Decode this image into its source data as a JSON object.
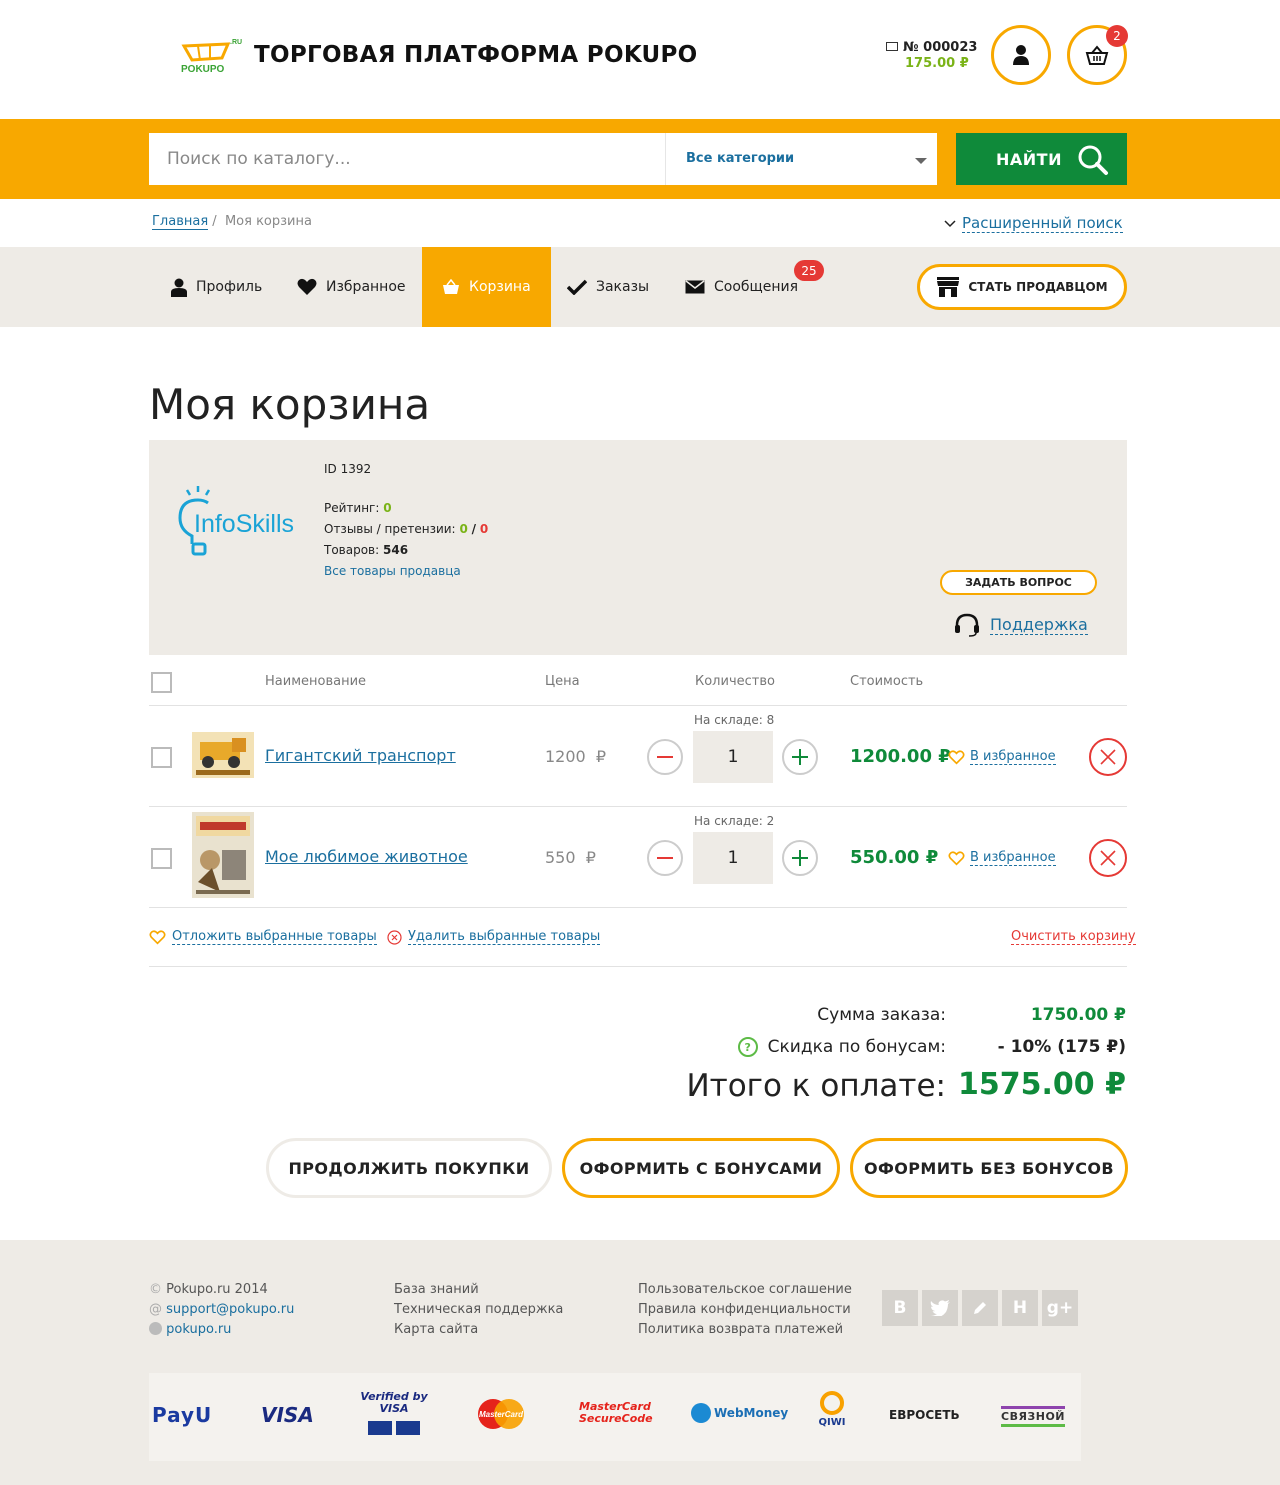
{
  "header": {
    "site_title": "ТОРГОВАЯ ПЛАТФОРМА POKUPO",
    "logo_text": "POKUPO",
    "logo_suffix": ".RU",
    "order_number": "№ 000023",
    "order_sum": "175.00 ₽",
    "cart_count": "2"
  },
  "search": {
    "placeholder": "Поиск по каталогу...",
    "category": "Все категории",
    "button_label": "НАЙТИ"
  },
  "breadcrumb": {
    "home": "Главная",
    "separator": "/",
    "current": "Моя корзина"
  },
  "advanced_search": "Расширенный поиск",
  "nav": {
    "profile": "Профиль",
    "favorites": "Избранное",
    "cart": "Корзина",
    "orders": "Заказы",
    "messages": "Сообщения",
    "messages_count": "25",
    "become_seller": "СТАТЬ ПРОДАВЦОМ"
  },
  "page_title": "Моя корзина",
  "seller": {
    "logo_name": "InfoSkills",
    "id": "ID 1392",
    "rating_label": "Рейтинг:",
    "rating": "0",
    "reviews_label": "Отзывы / претензии:",
    "reviews": "0",
    "reviews_sep": "/",
    "claims": "0",
    "goods_label": "Товаров:",
    "goods": "546",
    "all_goods_link": "Все товары продавца",
    "ask_button": "ЗАДАТЬ ВОПРОС",
    "support_link": "Поддержка"
  },
  "table": {
    "headers": {
      "name": "Наименование",
      "price": "Цена",
      "quantity": "Количество",
      "cost": "Стоимость"
    },
    "rows": [
      {
        "name": "Гигантский транспорт",
        "price": "1200",
        "currency": "₽",
        "stock": "На складе: 8",
        "quantity": "1",
        "cost": "1200.00 ₽",
        "fav": "В избранное"
      },
      {
        "name": "Мое любимое животное",
        "price": "550",
        "currency": "₽",
        "stock": "На складе: 2",
        "quantity": "1",
        "cost": "550.00 ₽",
        "fav": "В избранное"
      }
    ]
  },
  "actions": {
    "postpone": "Отложить выбранные товары",
    "delete": "Удалить выбранные товары",
    "clear": "Очистить корзину"
  },
  "totals": {
    "sum_label": "Сумма заказа:",
    "sum_value": "1750.00 ₽",
    "discount_label": "Скидка по бонусам:",
    "discount_value": "- 10% (175 ₽)",
    "total_label": "Итого к оплате:",
    "total_value": "1575.00 ₽"
  },
  "buttons": {
    "continue": "ПРОДОЛЖИТЬ ПОКУПКИ",
    "checkout_bonus": "ОФОРМИТЬ С БОНУСАМИ",
    "checkout_no_bonus": "ОФОРМИТЬ БЕЗ БОНУСОВ"
  },
  "footer": {
    "copyright": "Pokupo.ru 2014",
    "email": "support@pokupo.ru",
    "skype": "pokupo.ru",
    "col2": [
      "База знаний",
      "Техническая поддержка",
      "Карта сайта"
    ],
    "col3": [
      "Пользовательское соглашение",
      "Правила конфиденциальности",
      "Политика возврата платежей"
    ],
    "social": [
      "В",
      "twitter-icon",
      "pencil-icon",
      "Н",
      "g+"
    ],
    "payments": [
      "PayU",
      "VISA",
      "Verified by VISA",
      "MasterCard",
      "MasterCard SecureCode",
      "WebMoney",
      "QIWI",
      "ЕВРОСЕТЬ",
      "СВЯЗНОЙ"
    ]
  },
  "colors": {
    "accent": "#f8a800",
    "green": "#0f8a3a",
    "link": "#1b6f9f",
    "danger": "#e53935",
    "panel": "#eeebe6"
  }
}
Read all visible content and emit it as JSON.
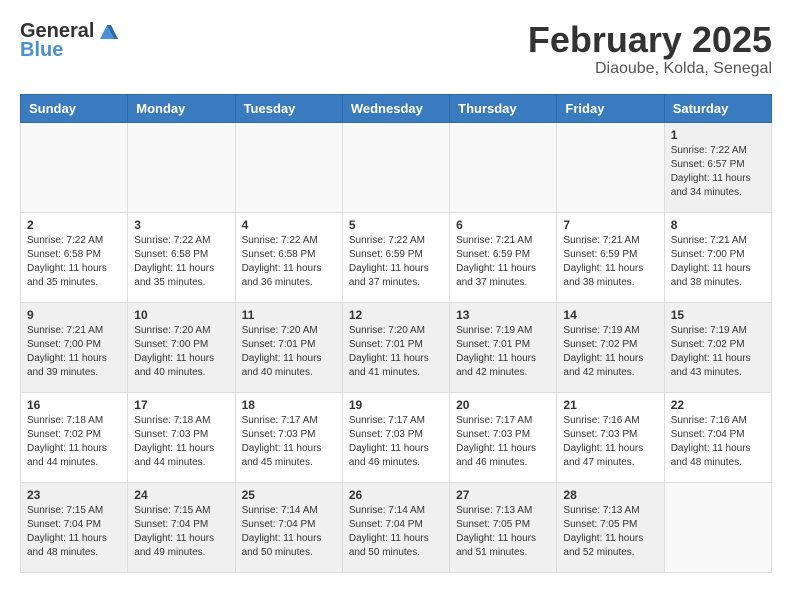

= = = = =

Set task: Determine how many lines above contain "cost" as a word or string. Give the number alone.

Answer for the task: 3